==== EXCERPT PROVIDED ====
Estrangement, he says, is more likely with family members who were once very close.

“They say hatred is love with its back turned,” says Smythe. “The closer you are to someone and the more you know about them, and all those little hooks you can put into love, the more pronounced the opposite can be.

“When you don’t really care about someone or you’re indifferent, then it’s neither here nor there. Whenever you’re really close and emotionally bonded in a relationship, all of a sudden that wedge takes you to places that you may not have been aware of.”

Secrets, silence and taboo topics are at the heart of estrangement. Money issues and allegations of family violence or child abuse, for instance, are common drivers of family estrangements, explains Smythe, who has interviewed many families about estrangement for a book on post-separation parenting. Because those issues are taboo, people feel ashamed, and don’t want to talk about it. Which adds to people becoming “frozen in time”.

“No one likes to talk about money, so if there’s a family dispute around money, that’s not going to be very public,” says Smythe. “Where do you go and who do you talk to about this stuff? Because it’s shaming.”

Indeed, the instigation for Sharon’s sister being so upset with her was a feeling of shame. “Her husband and her family friend said to her, ‘Oh, so is Sharon doing anything for your birthday?’ There were these comments.” (Sharon’s sister felt slighted because she’d helped Sharon celebrate her 50th.)

The impact – from family members no longer being there for one another – can be devastating.

That’s because social family support is a “real protective factor” for people managing their own mental wellbeing, says Professor Caroline Hunt, a clinical psychologist and president of The Australian Clinical Psychology Association.

People who are estranged don’t necessarily have to be physically cut off from each other. Sometimes, being estranged emotionally from people who share a house is even more painful, Hunt says, as has been the case with patients of hers whose parents “don’t accept a child because of their sexual orientation, or accept a particular choice of situation”.

“Maybe it’s even harder because you’ve got that constant reminder of this sort of individual who should be part of your life, but who isn’t.”

Estrangement can lead to positive personal growth, however, if it’s taken as an opportunity to do some self-reflection, Hunt says.

Such was the case for Sharon, whose sister reached out to her by text message when Sharon, 54, was diagnosed with breast cancer earlier this year. It led to a profound realisation about the way she’d always lived her life. Sharon called her sister to speak about the fight that ignited the estrangement.

“In the busyness of life, that’s where you can f— up,” says Sharon, whose nature is to “work my butt off”. “That’s where you can f— up relationships and friendships and everything else because … you’re not prioritising it properly… Work consumes you, and then it’s like, ‘Why am I doing this?’ You’re sabotaging other more important parts of your world.”

So how can others end an estrangement?

“If there is some chance of there being a reconciliation then I think it would be thinking about, ‘OK, maybe I do need to take the first steps to make this happen rather than wait for some event to happen’,” says Hunt, adding that people might consider if they need to take some responsibility for what led to the estrangement, and calmly discuss it with their loved one.

“It’s also that notion of empathy, putting yourself in the shoes of another person as well,” she says. “To think about how they’re feeling as well, sometimes that can actually take the heat out of a situation.”

Hunt recalls a patient did this before approaching her estranged mother, who neglected her as a child. ”It didn’t really mend their relationship, but it certainly helped in terms of the high levels of distress and anger that was felt.”

Sharon, whose prognosis is good, is relieved the estrangement is over.

“The thing is, it can drag on,” she says. “This could have easily gone on for 10 years. I can sit here and say [to others] ‘You shouldn’t allow that to happen’, but I won’t tell people that. People have to find out for themselves. Would I ever do that again, in my lifetime, with a family member? Maybe I would approach things differently. Talk. Feel uncomfortable, but talk.”
==== ENTRIES SHOWN ====
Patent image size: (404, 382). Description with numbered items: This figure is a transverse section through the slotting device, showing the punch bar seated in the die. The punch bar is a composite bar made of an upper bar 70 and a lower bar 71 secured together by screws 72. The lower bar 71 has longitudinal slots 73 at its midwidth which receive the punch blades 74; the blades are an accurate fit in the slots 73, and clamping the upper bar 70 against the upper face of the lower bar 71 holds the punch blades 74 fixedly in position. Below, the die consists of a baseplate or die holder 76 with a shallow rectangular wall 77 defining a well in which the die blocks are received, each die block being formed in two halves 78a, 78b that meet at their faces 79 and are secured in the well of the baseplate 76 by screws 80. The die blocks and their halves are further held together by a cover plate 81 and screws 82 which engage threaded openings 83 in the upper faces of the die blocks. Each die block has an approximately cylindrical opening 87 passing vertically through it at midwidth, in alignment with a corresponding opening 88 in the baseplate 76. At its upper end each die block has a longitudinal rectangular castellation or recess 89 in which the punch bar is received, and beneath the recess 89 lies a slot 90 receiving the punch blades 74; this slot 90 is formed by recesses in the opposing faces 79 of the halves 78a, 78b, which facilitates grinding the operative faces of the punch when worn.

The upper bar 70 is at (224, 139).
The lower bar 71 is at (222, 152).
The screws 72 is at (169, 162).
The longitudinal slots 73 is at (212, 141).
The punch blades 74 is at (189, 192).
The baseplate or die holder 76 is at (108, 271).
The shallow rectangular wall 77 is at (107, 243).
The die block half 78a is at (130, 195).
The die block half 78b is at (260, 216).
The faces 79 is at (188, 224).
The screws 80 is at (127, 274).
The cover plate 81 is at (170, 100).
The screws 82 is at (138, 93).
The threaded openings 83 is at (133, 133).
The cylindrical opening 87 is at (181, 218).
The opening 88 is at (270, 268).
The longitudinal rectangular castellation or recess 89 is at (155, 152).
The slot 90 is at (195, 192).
====
*TASKS TO COMPLETE:*
1. For each statement about the article on family estrangement, answer yes or no to whether it agrees with the article, and quote the words that decide it. (a) Caroline Hunt is president of The Australian Clinical Psychology Association. (b) Sharon was 50 when she was diagnosed with breast cancer. (c) Smythe interviewed families about estrangement for a book on post-separation parenting.
2. Please return the part of the article on family estrangement between "Estrangement, he says, is" and "opposite can be.", inclusive, copied word for word.
The entries play no part in what is asked about the article on family estrangement.

*ANSWERS BELOW:*
1.
(a) Yes: "president of The Australian Clinical Psychology Association"
(b) No: "when Sharon, 54, was diagnosed with breast cancer earlier this year"
(c) Yes: "who has interviewed many families about estrangement for a book on post-separation parenting"

2.
Estrangement, he says, is more likely with family members who were once very close.

“They say hatred is love with its back turned,” says Smythe. “The closer you are to someone and the more you know about them, and all those little hooks you can put into love, the more pronounced the opposite can be.